* Start Record extracts *
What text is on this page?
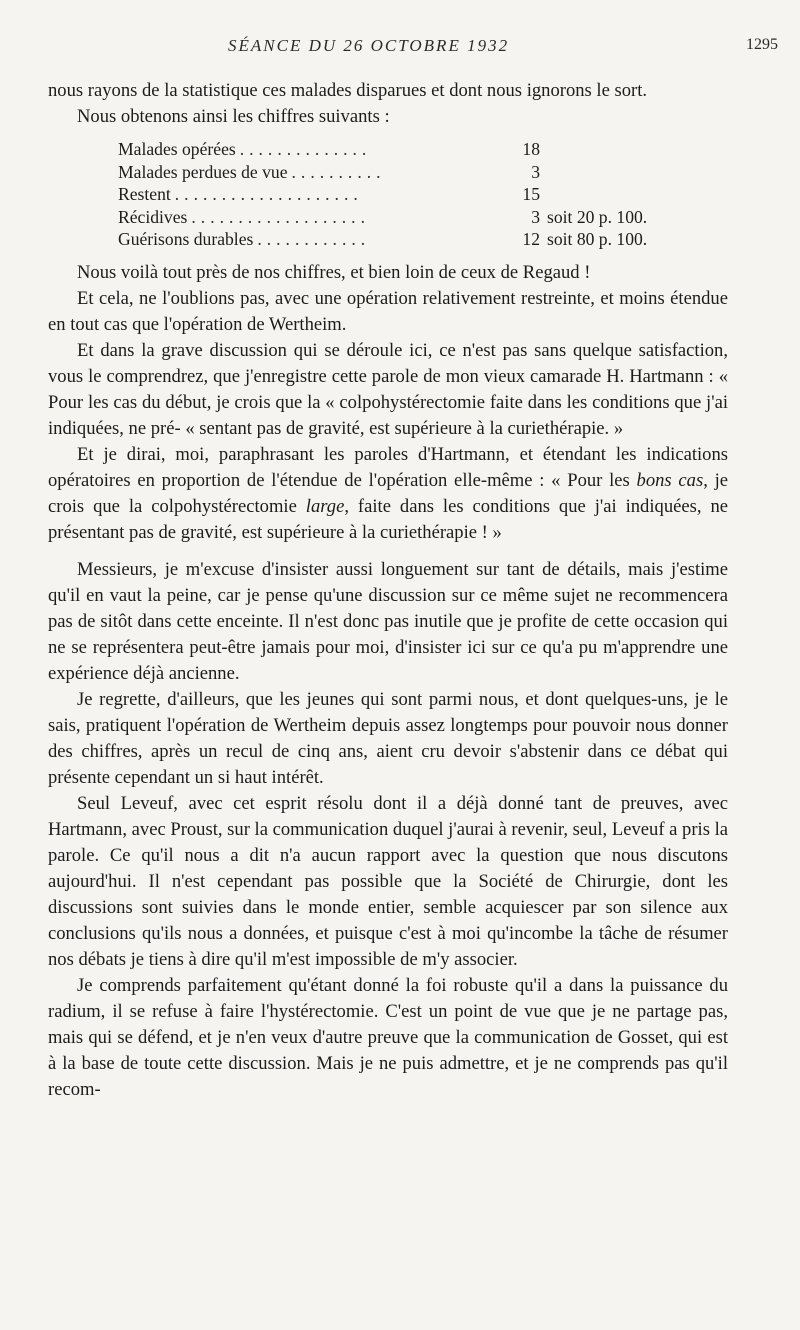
SÉANCE DU 26 OCTOBRE 1932	1295

nous rayons de la statistique ces malades disparues et dont nous ignorons le sort.

Nous obtenons ainsi les chiffres suivants :

Malades opérées ..............	18
Malades perdues de vue ..........	3
Restent ....................	15
Récidives ...................	3 soit 20 p. 100.
Guérisons durables ............	12 soit 80 p. 100.

Nous voilà tout près de nos chiffres, et bien loin de ceux de Regaud !

Et cela, ne l'oublions pas, avec une opération relativement restreinte, et moins étendue en tout cas que l'opération de Wertheim.

Et dans la grave discussion qui se déroule ici, ce n'est pas sans quelque satisfaction, vous le comprendrez, que j'enregistre cette parole de mon vieux camarade H. Hartmann : « Pour les cas du début, je crois que la « colpohystérectomie faite dans les conditions que j'ai indiquées, ne pré- « sentant pas de gravité, est supérieure à la curiethérapie. »

Et je dirai, moi, paraphrasant les paroles d'Hartmann, et étendant les indications opératoires en proportion de l'étendue de l'opération elle-même : « Pour les bons cas, je crois que la colpohystérectomie large, faite dans les conditions que j'ai indiquées, ne présentant pas de gravité, est supérieure à la curiethérapie ! »

Messieurs, je m'excuse d'insister aussi longuement sur tant de détails, mais j'estime qu'il en vaut la peine, car je pense qu'une discussion sur ce même sujet ne recommencera pas de sitôt dans cette enceinte. Il n'est donc pas inutile que je profite de cette occasion qui ne se représentera peut-être jamais pour moi, d'insister ici sur ce qu'a pu m'apprendre une expérience déjà ancienne.

Je regrette, d'ailleurs, que les jeunes qui sont parmi nous, et dont quelques-uns, je le sais, pratiquent l'opération de Wertheim depuis assez longtemps pour pouvoir nous donner des chiffres, après un recul de cinq ans, aient cru devoir s'abstenir dans ce débat qui présente cependant un si haut intérêt.

Seul Leveuf, avec cet esprit résolu dont il a déjà donné tant de preuves, avec Hartmann, avec Proust, sur la communication duquel j'aurai à revenir, seul, Leveuf a pris la parole. Ce qu'il nous a dit n'a aucun rapport avec la question que nous discutons aujourd'hui. Il n'est cependant pas possible que la Société de Chirurgie, dont les discussions sont suivies dans le monde entier, semble acquiescer par son silence aux conclusions qu'ils nous a données, et puisque c'est à moi qu'incombe la tâche de résumer nos débats je tiens à dire qu'il m'est impossible de m'y associer.

Je comprends parfaitement qu'étant donné la foi robuste qu'il a dans la puissance du radium, il se refuse à faire l'hystérectomie. C'est un point de vue que je ne partage pas, mais qui se défend, et je n'en veux d'autre preuve que la communication de Gosset, qui est à la base de toute cette discussion. Mais je ne puis admettre, et je ne comprends pas qu'il recom-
* End Record extracts *
> **Exercise prompt**:
Reproduce each line of the records exactly, and omit every picture.

> **The result**:
What text is on this page?
SÉANCE DU 26 OCTOBRE 1932	1295

nous rayons de la statistique ces malades disparues et dont nous ignorons le sort.

Nous obtenons ainsi les chiffres suivants :

Malades opérées ..............	18
Malades perdues de vue ..........	3
Restent ....................	15
Récidives ...................	3 soit 20 p. 100.
Guérisons durables ............	12 soit 80 p. 100.

Nous voilà tout près de nos chiffres, et bien loin de ceux de Regaud !

Et cela, ne l'oublions pas, avec une opération relativement restreinte, et moins étendue en tout cas que l'opération de Wertheim.

Et dans la grave discussion qui se déroule ici, ce n'est pas sans quelque satisfaction, vous le comprendrez, que j'enregistre cette parole de mon vieux camarade H. Hartmann : « Pour les cas du début, je crois que la « colpohystérectomie faite dans les conditions que j'ai indiquées, ne pré- « sentant pas de gravité, est supérieure à la curiethérapie. »

Et je dirai, moi, paraphrasant les paroles d'Hartmann, et étendant les indications opératoires en proportion de l'étendue de l'opération elle-même : « Pour les bons cas, je crois que la colpohystérectomie large, faite dans les conditions que j'ai indiquées, ne présentant pas de gravité, est supérieure à la curiethérapie ! »

Messieurs, je m'excuse d'insister aussi longuement sur tant de détails, mais j'estime qu'il en vaut la peine, car je pense qu'une discussion sur ce même sujet ne recommencera pas de sitôt dans cette enceinte. Il n'est donc pas inutile que je profite de cette occasion qui ne se représentera peut-être jamais pour moi, d'insister ici sur ce qu'a pu m'apprendre une expérience déjà ancienne.

Je regrette, d'ailleurs, que les jeunes qui sont parmi nous, et dont quelques-uns, je le sais, pratiquent l'opération de Wertheim depuis assez longtemps pour pouvoir nous donner des chiffres, après un recul de cinq ans, aient cru devoir s'abstenir dans ce débat qui présente cependant un si haut intérêt.

Seul Leveuf, avec cet esprit résolu dont il a déjà donné tant de preuves, avec Hartmann, avec Proust, sur la communication duquel j'aurai à revenir, seul, Leveuf a pris la parole. Ce qu'il nous a dit n'a aucun rapport avec la question que nous discutons aujourd'hui. Il n'est cependant pas possible que la Société de Chirurgie, dont les discussions sont suivies dans le monde entier, semble acquiescer par son silence aux conclusions qu'ils nous a données, et puisque c'est à moi qu'incombe la tâche de résumer nos débats je tiens à dire qu'il m'est impossible de m'y associer.

Je comprends parfaitement qu'étant donné la foi robuste qu'il a dans la puissance du radium, il se refuse à faire l'hystérectomie. C'est un point de vue que je ne partage pas, mais qui se défend, et je n'en veux d'autre preuve que la communication de Gosset, qui est à la base de toute cette discussion. Mais je ne puis admettre, et je ne comprends pas qu'il recom-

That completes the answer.